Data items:
....

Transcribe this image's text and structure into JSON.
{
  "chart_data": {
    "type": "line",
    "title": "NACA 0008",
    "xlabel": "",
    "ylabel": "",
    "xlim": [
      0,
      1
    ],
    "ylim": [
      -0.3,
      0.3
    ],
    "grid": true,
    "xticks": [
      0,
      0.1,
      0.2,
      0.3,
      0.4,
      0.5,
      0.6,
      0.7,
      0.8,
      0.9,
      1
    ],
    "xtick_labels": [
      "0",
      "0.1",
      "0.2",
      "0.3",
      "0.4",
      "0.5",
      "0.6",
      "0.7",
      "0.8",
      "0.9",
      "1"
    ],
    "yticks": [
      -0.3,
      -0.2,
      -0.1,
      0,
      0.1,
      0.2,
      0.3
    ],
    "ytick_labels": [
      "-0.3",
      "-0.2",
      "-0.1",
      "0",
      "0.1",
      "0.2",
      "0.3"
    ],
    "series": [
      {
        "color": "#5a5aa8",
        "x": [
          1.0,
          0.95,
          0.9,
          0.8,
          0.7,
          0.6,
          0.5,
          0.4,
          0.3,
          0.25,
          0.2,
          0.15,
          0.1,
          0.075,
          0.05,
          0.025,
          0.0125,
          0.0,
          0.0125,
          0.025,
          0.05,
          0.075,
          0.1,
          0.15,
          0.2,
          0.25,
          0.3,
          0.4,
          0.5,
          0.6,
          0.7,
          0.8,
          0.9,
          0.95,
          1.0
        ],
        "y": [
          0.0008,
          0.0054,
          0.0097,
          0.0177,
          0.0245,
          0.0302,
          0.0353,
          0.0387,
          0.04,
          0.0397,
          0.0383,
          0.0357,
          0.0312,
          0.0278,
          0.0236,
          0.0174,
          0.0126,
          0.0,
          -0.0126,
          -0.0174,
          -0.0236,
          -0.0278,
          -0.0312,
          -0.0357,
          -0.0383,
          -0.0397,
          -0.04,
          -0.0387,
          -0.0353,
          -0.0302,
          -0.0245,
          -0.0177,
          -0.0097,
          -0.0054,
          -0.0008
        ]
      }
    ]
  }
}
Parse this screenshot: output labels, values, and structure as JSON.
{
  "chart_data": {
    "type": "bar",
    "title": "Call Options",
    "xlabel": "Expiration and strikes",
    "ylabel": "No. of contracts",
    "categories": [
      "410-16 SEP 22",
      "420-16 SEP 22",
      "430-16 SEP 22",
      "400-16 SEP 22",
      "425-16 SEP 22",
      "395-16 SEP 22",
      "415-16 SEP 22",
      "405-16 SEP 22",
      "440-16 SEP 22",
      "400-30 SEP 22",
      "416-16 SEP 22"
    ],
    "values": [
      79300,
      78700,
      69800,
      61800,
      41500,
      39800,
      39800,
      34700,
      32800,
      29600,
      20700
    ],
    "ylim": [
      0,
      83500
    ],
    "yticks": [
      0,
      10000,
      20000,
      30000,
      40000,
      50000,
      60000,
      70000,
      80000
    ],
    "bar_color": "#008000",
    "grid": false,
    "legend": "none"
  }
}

....

§ Given instruction: From the preceding material, extract every line exactly.

§ Result below:
Transcribe this image's text and structure into JSON.
{
  "chart_data": {
    "type": "line",
    "title": "NACA 0008",
    "xlabel": "",
    "ylabel": "",
    "xlim": [
      0,
      1
    ],
    "ylim": [
      -0.3,
      0.3
    ],
    "grid": true,
    "xticks": [
      0,
      0.1,
      0.2,
      0.3,
      0.4,
      0.5,
      0.6,
      0.7,
      0.8,
      0.9,
      1
    ],
    "xtick_labels": [
      "0",
      "0.1",
      "0.2",
      "0.3",
      "0.4",
      "0.5",
      "0.6",
      "0.7",
      "0.8",
      "0.9",
      "1"
    ],
    "yticks": [
      -0.3,
      -0.2,
      -0.1,
      0,
      0.1,
      0.2,
      0.3
    ],
    "ytick_labels": [
      "-0.3",
      "-0.2",
      "-0.1",
      "0",
      "0.1",
      "0.2",
      "0.3"
    ],
    "series": [
      {
        "color": "#5a5aa8",
        "x": [
          1.0,
          0.95,
          0.9,
          0.8,
          0.7,
          0.6,
          0.5,
          0.4,
          0.3,
          0.25,
          0.2,
          0.15,
          0.1,
          0.075,
          0.05,
          0.025,
          0.0125,
          0.0,
          0.0125,
          0.025,
          0.05,
          0.075,
          0.1,
          0.15,
          0.2,
          0.25,
          0.3,
          0.4,
          0.5,
          0.6,
          0.7,
          0.8,
          0.9,
          0.95,
          1.0
        ],
        "y": [
          0.0008,
          0.0054,
          0.0097,
          0.0177,
          0.0245,
          0.0302,
          0.0353,
          0.0387,
          0.04,
          0.0397,
          0.0383,
          0.0357,
          0.0312,
          0.0278,
          0.0236,
          0.0174,
          0.0126,
          0.0,
          -0.0126,
          -0.0174,
          -0.0236,
          -0.0278,
          -0.0312,
          -0.0357,
          -0.0383,
          -0.0397,
          -0.04,
          -0.0387,
          -0.0353,
          -0.0302,
          -0.0245,
          -0.0177,
          -0.0097,
          -0.0054,
          -0.0008
        ]
      }
    ]
  }
}
Parse this screenshot: output labels, values, and structure as JSON.
{
  "chart_data": {
    "type": "bar",
    "title": "Call Options",
    "xlabel": "Expiration and strikes",
    "ylabel": "No. of contracts",
    "categories": [
      "410-16 SEP 22",
      "420-16 SEP 22",
      "430-16 SEP 22",
      "400-16 SEP 22",
      "425-16 SEP 22",
      "395-16 SEP 22",
      "415-16 SEP 22",
      "405-16 SEP 22",
      "440-16 SEP 22",
      "400-30 SEP 22",
      "416-16 SEP 22"
    ],
    "values": [
      79300,
      78700,
      69800,
      61800,
      41500,
      39800,
      39800,
      34700,
      32800,
      29600,
      20700
    ],
    "ylim": [
      0,
      83500
    ],
    "yticks": [
      0,
      10000,
      20000,
      30000,
      40000,
      50000,
      60000,
      70000,
      80000
    ],
    "bar_color": "#008000",
    "grid": false,
    "legend": "none"
  }
}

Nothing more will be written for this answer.